● RECORDS
---

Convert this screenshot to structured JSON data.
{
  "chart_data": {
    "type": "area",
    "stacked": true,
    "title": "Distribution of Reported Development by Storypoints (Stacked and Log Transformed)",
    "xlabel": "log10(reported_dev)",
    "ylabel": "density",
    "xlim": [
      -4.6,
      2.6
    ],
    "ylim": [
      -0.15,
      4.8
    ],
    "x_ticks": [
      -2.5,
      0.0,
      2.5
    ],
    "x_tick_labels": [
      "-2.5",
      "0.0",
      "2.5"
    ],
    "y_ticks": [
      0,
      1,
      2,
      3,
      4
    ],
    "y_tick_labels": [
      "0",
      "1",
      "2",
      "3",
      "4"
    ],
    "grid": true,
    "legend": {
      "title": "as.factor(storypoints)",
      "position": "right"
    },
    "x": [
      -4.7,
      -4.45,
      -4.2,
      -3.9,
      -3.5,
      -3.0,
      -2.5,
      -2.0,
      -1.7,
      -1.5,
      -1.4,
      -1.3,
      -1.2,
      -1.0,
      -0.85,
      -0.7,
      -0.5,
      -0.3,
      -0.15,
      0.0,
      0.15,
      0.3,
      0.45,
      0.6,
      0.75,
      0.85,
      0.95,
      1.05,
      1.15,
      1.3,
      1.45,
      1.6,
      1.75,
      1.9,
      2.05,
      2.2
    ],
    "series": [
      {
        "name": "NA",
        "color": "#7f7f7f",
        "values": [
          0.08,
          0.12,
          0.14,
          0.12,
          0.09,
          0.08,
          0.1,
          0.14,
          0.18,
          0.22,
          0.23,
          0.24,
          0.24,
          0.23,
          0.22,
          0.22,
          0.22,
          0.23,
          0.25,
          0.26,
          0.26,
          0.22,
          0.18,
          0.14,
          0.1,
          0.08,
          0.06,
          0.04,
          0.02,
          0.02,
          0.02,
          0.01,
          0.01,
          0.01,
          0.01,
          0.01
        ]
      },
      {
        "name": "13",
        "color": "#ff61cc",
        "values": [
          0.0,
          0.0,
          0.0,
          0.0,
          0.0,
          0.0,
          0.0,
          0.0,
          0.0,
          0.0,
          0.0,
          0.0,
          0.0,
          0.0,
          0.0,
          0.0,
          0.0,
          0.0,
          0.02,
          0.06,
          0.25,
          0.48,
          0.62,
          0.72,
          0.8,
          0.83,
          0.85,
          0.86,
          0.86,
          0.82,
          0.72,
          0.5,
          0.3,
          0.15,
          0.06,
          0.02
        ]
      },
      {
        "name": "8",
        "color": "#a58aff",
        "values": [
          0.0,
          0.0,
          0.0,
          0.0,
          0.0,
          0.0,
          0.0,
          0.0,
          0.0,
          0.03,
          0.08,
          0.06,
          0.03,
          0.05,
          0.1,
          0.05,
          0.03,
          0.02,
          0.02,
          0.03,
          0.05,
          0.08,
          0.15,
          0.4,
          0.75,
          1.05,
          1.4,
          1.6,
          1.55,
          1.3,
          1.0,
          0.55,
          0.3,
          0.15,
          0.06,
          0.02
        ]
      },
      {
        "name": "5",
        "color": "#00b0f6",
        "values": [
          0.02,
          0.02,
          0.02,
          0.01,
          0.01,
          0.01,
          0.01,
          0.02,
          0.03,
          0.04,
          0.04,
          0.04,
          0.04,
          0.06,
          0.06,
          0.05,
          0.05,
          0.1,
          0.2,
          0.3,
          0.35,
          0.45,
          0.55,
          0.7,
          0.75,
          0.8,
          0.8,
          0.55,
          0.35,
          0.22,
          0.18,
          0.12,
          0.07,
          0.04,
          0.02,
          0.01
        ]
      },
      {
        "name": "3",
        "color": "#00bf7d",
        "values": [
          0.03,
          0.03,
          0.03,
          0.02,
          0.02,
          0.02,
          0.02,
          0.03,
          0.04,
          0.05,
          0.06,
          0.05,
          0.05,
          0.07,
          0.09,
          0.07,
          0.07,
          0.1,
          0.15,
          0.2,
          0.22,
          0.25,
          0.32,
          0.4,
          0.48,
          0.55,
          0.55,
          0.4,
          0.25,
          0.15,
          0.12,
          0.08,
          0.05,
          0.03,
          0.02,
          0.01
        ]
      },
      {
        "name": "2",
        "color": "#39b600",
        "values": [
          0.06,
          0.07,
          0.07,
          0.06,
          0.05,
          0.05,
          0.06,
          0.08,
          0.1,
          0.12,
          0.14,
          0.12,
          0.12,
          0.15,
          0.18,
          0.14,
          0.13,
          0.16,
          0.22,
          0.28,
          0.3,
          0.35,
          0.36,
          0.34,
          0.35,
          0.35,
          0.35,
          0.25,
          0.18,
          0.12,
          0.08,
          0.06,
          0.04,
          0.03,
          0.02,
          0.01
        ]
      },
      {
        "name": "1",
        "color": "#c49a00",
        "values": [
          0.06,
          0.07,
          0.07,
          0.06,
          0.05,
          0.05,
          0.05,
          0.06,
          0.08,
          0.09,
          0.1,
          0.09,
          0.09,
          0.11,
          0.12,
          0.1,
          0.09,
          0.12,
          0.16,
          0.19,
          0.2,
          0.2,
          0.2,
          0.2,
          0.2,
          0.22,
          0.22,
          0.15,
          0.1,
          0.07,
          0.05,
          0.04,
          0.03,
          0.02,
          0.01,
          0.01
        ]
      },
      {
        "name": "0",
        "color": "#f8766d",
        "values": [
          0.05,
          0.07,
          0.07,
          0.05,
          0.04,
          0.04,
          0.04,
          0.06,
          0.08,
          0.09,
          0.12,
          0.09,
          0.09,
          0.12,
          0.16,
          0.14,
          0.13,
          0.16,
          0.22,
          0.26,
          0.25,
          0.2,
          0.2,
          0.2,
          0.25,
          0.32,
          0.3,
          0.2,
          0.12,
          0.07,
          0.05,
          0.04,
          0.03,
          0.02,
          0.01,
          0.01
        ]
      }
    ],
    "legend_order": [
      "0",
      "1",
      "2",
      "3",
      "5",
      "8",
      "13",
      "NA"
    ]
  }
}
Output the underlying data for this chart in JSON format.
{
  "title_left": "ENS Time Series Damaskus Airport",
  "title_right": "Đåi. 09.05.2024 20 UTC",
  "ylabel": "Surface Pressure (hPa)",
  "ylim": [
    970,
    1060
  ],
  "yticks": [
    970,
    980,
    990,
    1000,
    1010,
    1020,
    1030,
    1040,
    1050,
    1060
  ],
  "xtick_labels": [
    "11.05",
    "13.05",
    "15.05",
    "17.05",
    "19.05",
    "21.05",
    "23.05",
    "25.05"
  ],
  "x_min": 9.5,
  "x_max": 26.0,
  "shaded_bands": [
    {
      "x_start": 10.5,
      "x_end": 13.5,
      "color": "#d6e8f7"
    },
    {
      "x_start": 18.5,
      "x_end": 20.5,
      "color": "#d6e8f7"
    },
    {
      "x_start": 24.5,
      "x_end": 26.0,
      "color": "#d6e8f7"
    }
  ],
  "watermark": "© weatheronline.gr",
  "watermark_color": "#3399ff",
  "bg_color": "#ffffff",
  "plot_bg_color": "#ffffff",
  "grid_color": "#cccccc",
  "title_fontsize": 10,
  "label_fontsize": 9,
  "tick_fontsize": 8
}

---

● WRITTEN INSTRUCTION
Scan the listing above for the word "name" and copy every line that holds it.

● EXERCISE ANSWER
        "name": "NA",
        "name": "13",
        "name": "8",
        "name": "5",
        "name": "3",
        "name": "2",
        "name": "1",
        "name": "0",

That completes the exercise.